WORK TO COMPLETE: Copy out all lines of the listing below that hold "values".

Start of Block

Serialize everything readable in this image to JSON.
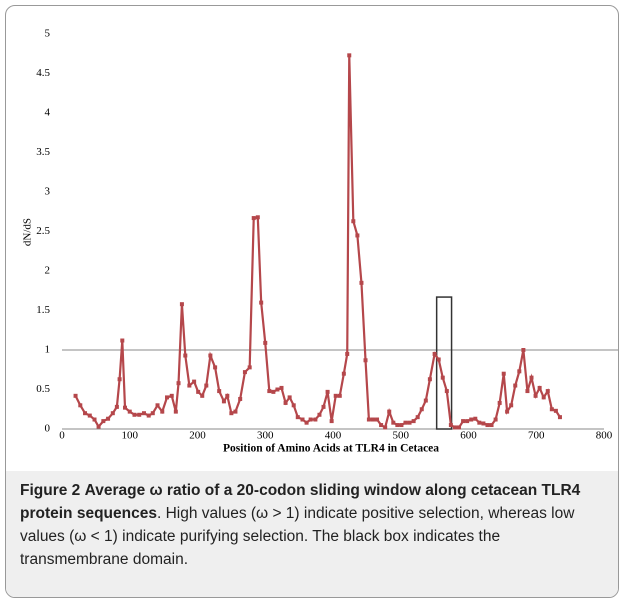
{
  "chart_data": {
    "type": "line",
    "xlabel": "Position of Amino Acids at TLR4 in Cetacea",
    "ylabel": "dN/dS",
    "x": [
      20,
      27,
      34,
      41,
      48,
      54,
      61,
      68,
      75,
      81,
      85,
      89,
      93,
      100,
      107,
      114,
      121,
      128,
      134,
      141,
      148,
      155,
      162,
      168,
      172,
      177,
      182,
      188,
      195,
      201,
      207,
      213,
      219,
      226,
      232,
      239,
      244,
      250,
      256,
      263,
      270,
      277,
      283,
      289,
      294,
      300,
      306,
      312,
      318,
      324,
      330,
      336,
      342,
      348,
      355,
      361,
      367,
      374,
      380,
      386,
      392,
      398,
      404,
      410,
      416,
      421,
      424,
      430,
      436,
      442,
      448,
      453,
      459,
      465,
      471,
      477,
      483,
      489,
      495,
      501,
      507,
      513,
      519,
      525,
      531,
      537,
      543,
      550,
      556,
      562,
      568,
      574,
      580,
      586,
      592,
      598,
      604,
      610,
      616,
      622,
      628,
      634,
      640,
      646,
      652,
      657,
      663,
      669,
      675,
      681,
      687,
      693,
      699,
      705,
      711,
      717,
      723,
      729,
      735
    ],
    "series": [
      {
        "color": "#b5474b",
        "values": [
          0.42,
          0.3,
          0.2,
          0.17,
          0.12,
          0.03,
          0.1,
          0.13,
          0.2,
          0.28,
          0.63,
          1.12,
          0.27,
          0.22,
          0.18,
          0.18,
          0.2,
          0.17,
          0.2,
          0.3,
          0.22,
          0.4,
          0.42,
          0.22,
          0.58,
          1.58,
          0.93,
          0.55,
          0.6,
          0.47,
          0.42,
          0.55,
          0.93,
          0.78,
          0.48,
          0.35,
          0.42,
          0.2,
          0.22,
          0.38,
          0.72,
          0.78,
          2.67,
          2.68,
          1.6,
          1.09,
          0.48,
          0.47,
          0.5,
          0.52,
          0.33,
          0.4,
          0.3,
          0.15,
          0.12,
          0.08,
          0.12,
          0.12,
          0.18,
          0.28,
          0.47,
          0.1,
          0.42,
          0.42,
          0.7,
          0.95,
          4.73,
          2.63,
          2.45,
          1.85,
          0.87,
          0.12,
          0.12,
          0.12,
          0.05,
          0.02,
          0.22,
          0.08,
          0.05,
          0.05,
          0.08,
          0.08,
          0.1,
          0.15,
          0.25,
          0.36,
          0.63,
          0.95,
          0.88,
          0.65,
          0.48,
          0.05,
          0.02,
          0.02,
          0.1,
          0.1,
          0.12,
          0.13,
          0.08,
          0.07,
          0.05,
          0.05,
          0.12,
          0.33,
          0.7,
          0.22,
          0.3,
          0.55,
          0.73,
          1.0,
          0.48,
          0.65,
          0.42,
          0.52,
          0.4,
          0.48,
          0.25,
          0.23,
          0.15
        ]
      }
    ],
    "xlim": [
      0,
      800
    ],
    "xticks": [
      0,
      100,
      200,
      300,
      400,
      500,
      600,
      700,
      800
    ],
    "ylim": [
      0,
      5
    ],
    "yticks": [
      0,
      0.5,
      1,
      1.5,
      2,
      2.5,
      3,
      3.5,
      4,
      4.5,
      5
    ],
    "reference_line": 1,
    "box": {
      "x": [
        553,
        575
      ],
      "y": [
        0,
        1.67
      ]
    }
  },
  "caption": {
    "label": "Figure 2",
    "title": "Average ω ratio of a 20-codon sliding window along cetacean TLR4 protein sequences",
    "text": ". High values (ω > 1) indicate positive selection, whereas low values (ω < 1) indicate purifying selection. The black box indicates the transmembrane domain."
  }
}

End of Block

TASK RESULT:
        "values": [
    "text": ". High values (ω > 1) indicate positive selection, whereas low values (ω < 1) indicate purifying selection. The black box indicates the transmembrane domain."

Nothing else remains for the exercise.